#### Task statement:
Output every entry exactly as written.

#### Provided records:
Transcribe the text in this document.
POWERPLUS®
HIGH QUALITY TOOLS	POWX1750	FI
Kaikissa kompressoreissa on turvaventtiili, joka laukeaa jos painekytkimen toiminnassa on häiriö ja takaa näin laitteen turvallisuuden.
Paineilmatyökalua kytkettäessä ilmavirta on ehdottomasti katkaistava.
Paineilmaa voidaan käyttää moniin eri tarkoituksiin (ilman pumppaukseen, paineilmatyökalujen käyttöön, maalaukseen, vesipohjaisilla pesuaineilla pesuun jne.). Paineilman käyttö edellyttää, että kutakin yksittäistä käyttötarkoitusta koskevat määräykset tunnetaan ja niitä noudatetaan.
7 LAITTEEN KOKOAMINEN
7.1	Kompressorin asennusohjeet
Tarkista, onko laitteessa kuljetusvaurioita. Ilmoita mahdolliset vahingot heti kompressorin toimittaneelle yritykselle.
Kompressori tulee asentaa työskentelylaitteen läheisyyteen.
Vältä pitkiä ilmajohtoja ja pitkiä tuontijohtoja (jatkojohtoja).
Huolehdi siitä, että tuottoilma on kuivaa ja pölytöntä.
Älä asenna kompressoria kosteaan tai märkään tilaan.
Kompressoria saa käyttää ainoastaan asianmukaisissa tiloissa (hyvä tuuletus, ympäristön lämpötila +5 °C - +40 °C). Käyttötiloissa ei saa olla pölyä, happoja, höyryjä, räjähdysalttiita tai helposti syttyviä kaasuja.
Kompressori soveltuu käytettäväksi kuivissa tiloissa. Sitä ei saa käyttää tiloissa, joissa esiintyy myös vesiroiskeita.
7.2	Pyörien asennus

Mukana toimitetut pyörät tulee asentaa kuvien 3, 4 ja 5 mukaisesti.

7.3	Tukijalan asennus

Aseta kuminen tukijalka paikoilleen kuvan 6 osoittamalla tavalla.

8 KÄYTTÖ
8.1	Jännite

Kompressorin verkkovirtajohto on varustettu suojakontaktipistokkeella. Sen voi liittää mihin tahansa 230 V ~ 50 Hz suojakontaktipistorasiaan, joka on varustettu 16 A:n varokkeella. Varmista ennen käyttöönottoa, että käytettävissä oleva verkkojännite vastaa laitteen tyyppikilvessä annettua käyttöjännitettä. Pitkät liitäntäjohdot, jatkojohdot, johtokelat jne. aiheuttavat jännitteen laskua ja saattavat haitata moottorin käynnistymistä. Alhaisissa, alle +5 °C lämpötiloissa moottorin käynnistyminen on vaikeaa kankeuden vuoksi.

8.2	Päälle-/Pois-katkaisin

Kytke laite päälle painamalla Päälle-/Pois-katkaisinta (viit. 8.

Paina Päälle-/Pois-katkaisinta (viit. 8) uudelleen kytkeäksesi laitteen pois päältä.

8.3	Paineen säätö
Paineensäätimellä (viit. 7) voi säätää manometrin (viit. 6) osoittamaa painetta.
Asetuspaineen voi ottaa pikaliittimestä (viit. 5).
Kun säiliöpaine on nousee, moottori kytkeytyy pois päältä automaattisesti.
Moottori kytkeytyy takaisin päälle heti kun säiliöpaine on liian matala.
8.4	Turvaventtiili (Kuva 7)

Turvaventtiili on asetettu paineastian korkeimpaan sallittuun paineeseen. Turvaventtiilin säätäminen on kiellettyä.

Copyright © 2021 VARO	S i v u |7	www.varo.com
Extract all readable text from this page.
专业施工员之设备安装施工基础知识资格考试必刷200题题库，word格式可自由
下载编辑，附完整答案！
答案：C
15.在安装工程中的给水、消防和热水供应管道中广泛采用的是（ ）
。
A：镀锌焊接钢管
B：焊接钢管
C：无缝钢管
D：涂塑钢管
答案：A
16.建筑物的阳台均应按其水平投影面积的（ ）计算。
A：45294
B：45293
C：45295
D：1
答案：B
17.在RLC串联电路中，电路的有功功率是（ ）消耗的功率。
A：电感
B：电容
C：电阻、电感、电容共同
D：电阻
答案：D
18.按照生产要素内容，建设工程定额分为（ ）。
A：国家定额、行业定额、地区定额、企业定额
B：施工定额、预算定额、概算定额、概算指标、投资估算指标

#### Task answer:
Transcribe the text in this document.
POWERPLUS®
HIGH QUALITY TOOLS	POWX1750	FI
Kaikissa kompressoreissa on turvaventtiili, joka laukeaa jos painekytkimen toiminnassa on häiriö ja takaa näin laitteen turvallisuuden.
Paineilmatyökalua kytkettäessä ilmavirta on ehdottomasti katkaistava.
Paineilmaa voidaan käyttää moniin eri tarkoituksiin (ilman pumppaukseen, paineilmatyökalujen käyttöön, maalaukseen, vesipohjaisilla pesuaineilla pesuun jne.). Paineilman käyttö edellyttää, että kutakin yksittäistä käyttötarkoitusta koskevat määräykset tunnetaan ja niitä noudatetaan.
7 LAITTEEN KOKOAMINEN
7.1	Kompressorin asennusohjeet
Tarkista, onko laitteessa kuljetusvaurioita. Ilmoita mahdolliset vahingot heti kompressorin toimittaneelle yritykselle.
Kompressori tulee asentaa työskentelylaitteen läheisyyteen.
Vältä pitkiä ilmajohtoja ja pitkiä tuontijohtoja (jatkojohtoja).
Huolehdi siitä, että tuottoilma on kuivaa ja pölytöntä.
Älä asenna kompressoria kosteaan tai märkään tilaan.
Kompressoria saa käyttää ainoastaan asianmukaisissa tiloissa (hyvä tuuletus, ympäristön lämpötila +5 °C - +40 °C). Käyttötiloissa ei saa olla pölyä, happoja, höyryjä, räjähdysalttiita tai helposti syttyviä kaasuja.
Kompressori soveltuu käytettäväksi kuivissa tiloissa. Sitä ei saa käyttää tiloissa, joissa esiintyy myös vesiroiskeita.
7.2	Pyörien asennus

Mukana toimitetut pyörät tulee asentaa kuvien 3, 4 ja 5 mukaisesti.

7.3	Tukijalan asennus

Aseta kuminen tukijalka paikoilleen kuvan 6 osoittamalla tavalla.

8 KÄYTTÖ
8.1	Jännite

Kompressorin verkkovirtajohto on varustettu suojakontaktipistokkeella. Sen voi liittää mihin tahansa 230 V ~ 50 Hz suojakontaktipistorasiaan, joka on varustettu 16 A:n varokkeella. Varmista ennen käyttöönottoa, että käytettävissä oleva verkkojännite vastaa laitteen tyyppikilvessä annettua käyttöjännitettä. Pitkät liitäntäjohdot, jatkojohdot, johtokelat jne. aiheuttavat jännitteen laskua ja saattavat haitata moottorin käynnistymistä. Alhaisissa, alle +5 °C lämpötiloissa moottorin käynnistyminen on vaikeaa kankeuden vuoksi.

8.2	Päälle-/Pois-katkaisin

Kytke laite päälle painamalla Päälle-/Pois-katkaisinta (viit. 8.

Paina Päälle-/Pois-katkaisinta (viit. 8) uudelleen kytkeäksesi laitteen pois päältä.

8.3	Paineen säätö
Paineensäätimellä (viit. 7) voi säätää manometrin (viit. 6) osoittamaa painetta.
Asetuspaineen voi ottaa pikaliittimestä (viit. 5).
Kun säiliöpaine on nousee, moottori kytkeytyy pois päältä automaattisesti.
Moottori kytkeytyy takaisin päälle heti kun säiliöpaine on liian matala.
8.4	Turvaventtiili (Kuva 7)

Turvaventtiili on asetettu paineastian korkeimpaan sallittuun paineeseen. Turvaventtiilin säätäminen on kiellettyä.

Copyright © 2021 VARO	S i v u |7	www.varo.com
Extract all readable text from this page.
专业施工员之设备安装施工基础知识资格考试必刷200题题库，word格式可自由
下载编辑，附完整答案！
答案：C
15.在安装工程中的给水、消防和热水供应管道中广泛采用的是（ ）
。
A：镀锌焊接钢管
B：焊接钢管
C：无缝钢管
D：涂塑钢管
答案：A
16.建筑物的阳台均应按其水平投影面积的（ ）计算。
A：45294
B：45293
C：45295
D：1
答案：B
17.在RLC串联电路中，电路的有功功率是（ ）消耗的功率。
A：电感
B：电容
C：电阻、电感、电容共同
D：电阻
答案：D
18.按照生产要素内容，建设工程定额分为（ ）。
A：国家定额、行业定额、地区定额、企业定额
B：施工定额、预算定额、概算定额、概算指标、投资估算指标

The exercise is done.